Layout dataset entries:
----------

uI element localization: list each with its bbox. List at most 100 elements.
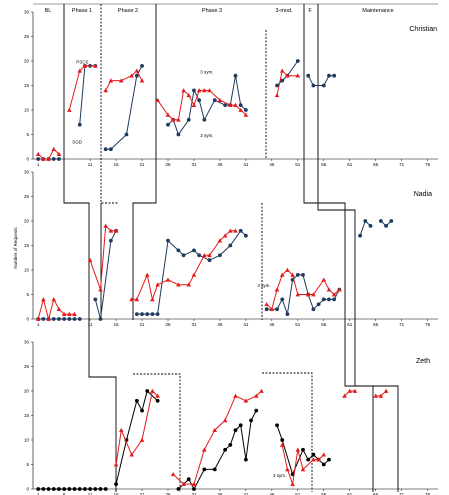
data-point — [233, 428, 238, 433]
data-point — [306, 457, 311, 462]
data-point — [166, 122, 170, 127]
data-point — [207, 253, 212, 258]
x-tick-label: 16 — [114, 162, 120, 167]
data-point — [41, 297, 46, 302]
data-point — [202, 467, 207, 472]
data-point — [331, 292, 337, 297]
data-point — [36, 157, 41, 161]
data-point — [150, 297, 155, 302]
data-point — [295, 59, 300, 63]
x-tick-label: 61 — [347, 322, 353, 327]
y-tick-label: 15 — [24, 83, 30, 88]
y-tick-label: 5 — [26, 292, 29, 297]
data-point — [223, 103, 228, 107]
plot-area — [33, 172, 438, 319]
x-tick-label: 76 — [425, 162, 431, 167]
data-point — [197, 98, 202, 103]
data-point — [238, 107, 243, 112]
data-point — [197, 253, 202, 258]
data-point — [170, 472, 176, 477]
data-point — [67, 317, 72, 321]
data-point — [129, 452, 134, 457]
data-point — [269, 306, 275, 312]
x-tick-label: 6 — [63, 492, 66, 495]
data-point — [113, 462, 119, 467]
data-point — [192, 248, 196, 253]
x-tick-label: 26 — [165, 492, 171, 495]
y-axis-label: Number of Requests — [13, 227, 18, 269]
data-point — [191, 102, 197, 107]
data-point — [233, 73, 238, 78]
data-point — [51, 317, 56, 321]
x-tick-label: 51 — [295, 162, 301, 167]
data-point — [67, 107, 72, 112]
data-point — [253, 393, 259, 398]
data-point — [57, 487, 61, 491]
data-point — [67, 311, 72, 316]
phase-label-f: F — [308, 8, 312, 14]
data-point — [243, 108, 248, 112]
data-point — [155, 97, 160, 103]
data-point — [93, 297, 98, 302]
series-line — [115, 390, 158, 485]
y-tick-label: 20 — [24, 59, 30, 64]
data-point — [212, 98, 217, 103]
y-tick-label: 10 — [24, 108, 30, 113]
annotation: 3 sym. — [200, 133, 213, 138]
data-point — [57, 317, 61, 321]
phase-change-line — [133, 373, 181, 492]
data-point — [155, 312, 160, 316]
y-tick-label: 25 — [24, 364, 30, 369]
x-tick-label: 76 — [425, 492, 431, 495]
y-tick-label: 5 — [26, 132, 29, 137]
x-tick-label: 1 — [37, 162, 40, 167]
data-point — [222, 233, 228, 238]
data-point — [77, 487, 82, 491]
data-point — [342, 393, 347, 398]
x-tick-label: 31 — [191, 162, 197, 167]
data-point — [290, 272, 295, 277]
data-point — [347, 388, 353, 393]
data-point — [61, 311, 67, 316]
data-point — [243, 398, 249, 403]
x-tick-label: 31 — [191, 492, 197, 495]
data-point — [103, 487, 108, 491]
data-point — [321, 462, 326, 467]
data-point — [103, 147, 108, 152]
y-tick-label: 0 — [26, 157, 29, 162]
data-point — [140, 312, 144, 316]
data-point — [238, 228, 243, 233]
x-tick-label: 21 — [140, 492, 146, 495]
data-point — [181, 481, 186, 486]
annotation: PSCS — [76, 59, 88, 64]
data-point — [98, 287, 103, 292]
data-point — [88, 487, 93, 491]
data-point — [41, 317, 46, 321]
y-tick-label: 15 — [24, 413, 30, 418]
data-point — [254, 408, 259, 413]
data-point — [93, 487, 98, 491]
data-point — [378, 393, 384, 398]
data-point — [327, 297, 331, 302]
participant-zeth: Zeth — [416, 358, 430, 365]
data-point — [332, 73, 337, 78]
data-point — [243, 457, 248, 462]
phase-change-line — [317, 203, 356, 386]
phase-change-line — [262, 372, 313, 492]
data-point — [305, 292, 311, 297]
x-tick-label: 51 — [295, 492, 301, 495]
x-tick-label: 51 — [295, 322, 301, 327]
data-point — [165, 277, 171, 282]
data-point — [275, 307, 279, 312]
data-point — [56, 151, 62, 156]
data-point — [98, 487, 103, 491]
x-tick-label: 61 — [347, 162, 353, 167]
data-point — [155, 282, 160, 287]
series-line — [172, 390, 262, 485]
annotation: 3 sym. — [257, 283, 270, 288]
data-point — [306, 73, 311, 78]
data-point — [46, 156, 51, 161]
data-point — [243, 112, 249, 117]
data-point — [145, 312, 150, 316]
data-point — [144, 272, 150, 277]
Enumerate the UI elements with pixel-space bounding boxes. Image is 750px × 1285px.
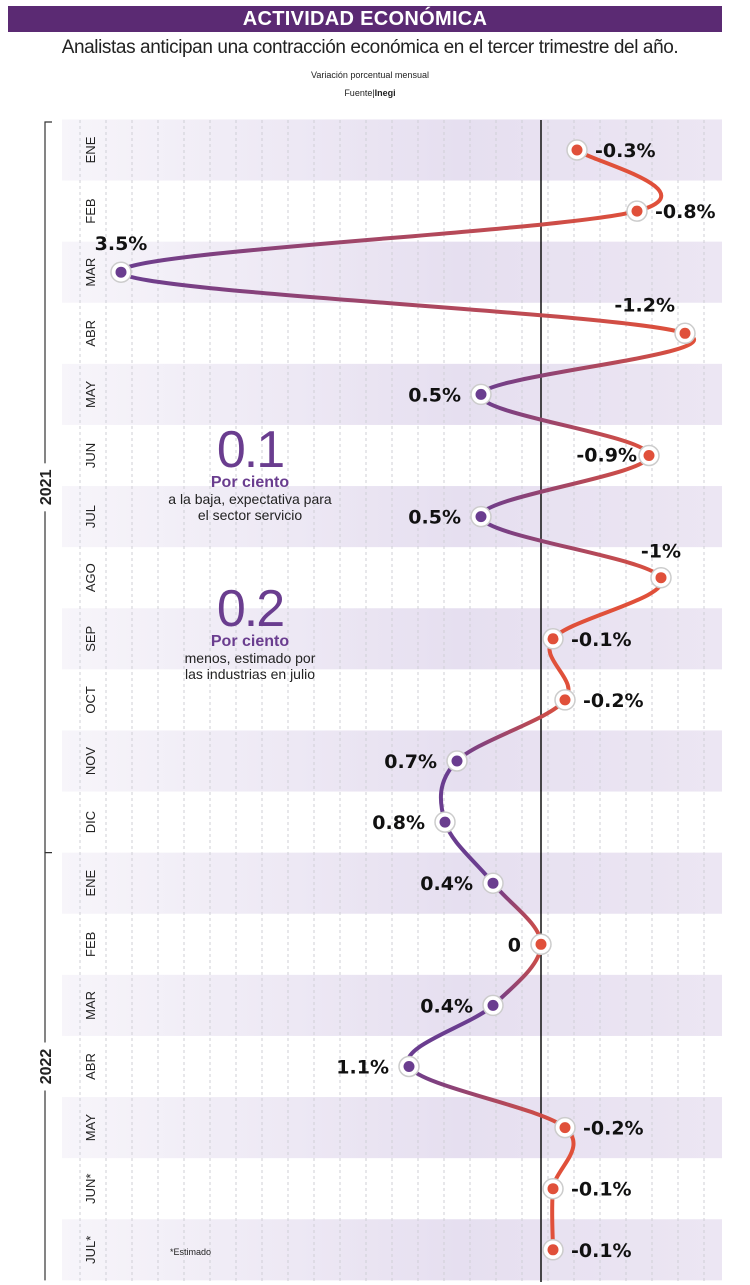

----------

Work required:
Copy the lines verbatim, starting at the line with "data-point — [233, 428, 238, 433]" and ending at the line with "data-point — [61, 311, 67, 316]", including both.

Expected answer:
data-point — [233, 428, 238, 433]
data-point — [306, 457, 311, 462]
data-point — [166, 122, 170, 127]
data-point — [207, 253, 212, 258]
x-tick-label: 16 — [114, 162, 120, 167]
data-point — [41, 297, 46, 302]
data-point — [202, 467, 207, 472]
data-point — [331, 292, 337, 297]
data-point — [36, 157, 41, 161]
data-point — [150, 297, 155, 302]
data-point — [295, 59, 300, 63]
x-tick-label: 61 — [347, 322, 353, 327]
y-tick-label: 15 — [24, 83, 30, 88]
y-tick-label: 5 — [26, 292, 29, 297]
data-point — [223, 103, 228, 107]
plot-area — [33, 172, 438, 319]
x-tick-label: 76 — [425, 162, 431, 167]
data-point — [197, 98, 202, 103]
data-point — [238, 107, 243, 112]
data-point — [197, 253, 202, 258]
data-point — [170, 472, 176, 477]
data-point — [67, 317, 72, 321]
data-point — [129, 452, 134, 457]
data-point — [269, 306, 275, 312]
x-tick-label: 6 — [63, 492, 66, 495]
data-point — [113, 462, 119, 467]
data-point — [192, 248, 196, 253]
x-tick-label: 26 — [165, 492, 171, 495]
y-axis-label: Number of Requests — [13, 227, 18, 269]
data-point — [191, 102, 197, 107]
data-point — [233, 73, 238, 78]
data-point — [51, 317, 56, 321]
x-tick-label: 51 — [295, 162, 301, 167]
data-point — [67, 107, 72, 112]
data-point — [253, 393, 259, 398]
data-point — [57, 487, 61, 491]
data-point — [67, 311, 72, 316]
phase-label-f: F — [308, 8, 312, 14]
data-point — [243, 108, 248, 112]
data-point — [155, 97, 160, 103]
data-point — [93, 297, 98, 302]
series-line — [115, 390, 158, 485]
y-tick-label: 20 — [24, 59, 30, 64]
data-point — [212, 98, 217, 103]
y-tick-label: 10 — [24, 108, 30, 113]
annotation: 3 sym. — [200, 133, 213, 138]
data-point — [57, 317, 61, 321]
phase-change-line — [133, 373, 181, 492]
data-point — [155, 312, 160, 316]
y-tick-label: 25 — [24, 364, 30, 369]
x-tick-label: 76 — [425, 492, 431, 495]
y-tick-label: 5 — [26, 132, 29, 137]
x-tick-label: 1 — [37, 162, 40, 167]
data-point — [222, 233, 228, 238]
data-point — [77, 487, 82, 491]
data-point — [342, 393, 347, 398]
x-tick-label: 31 — [191, 162, 197, 167]
data-point — [290, 272, 295, 277]
data-point — [347, 388, 353, 393]
data-point — [61, 311, 67, 316]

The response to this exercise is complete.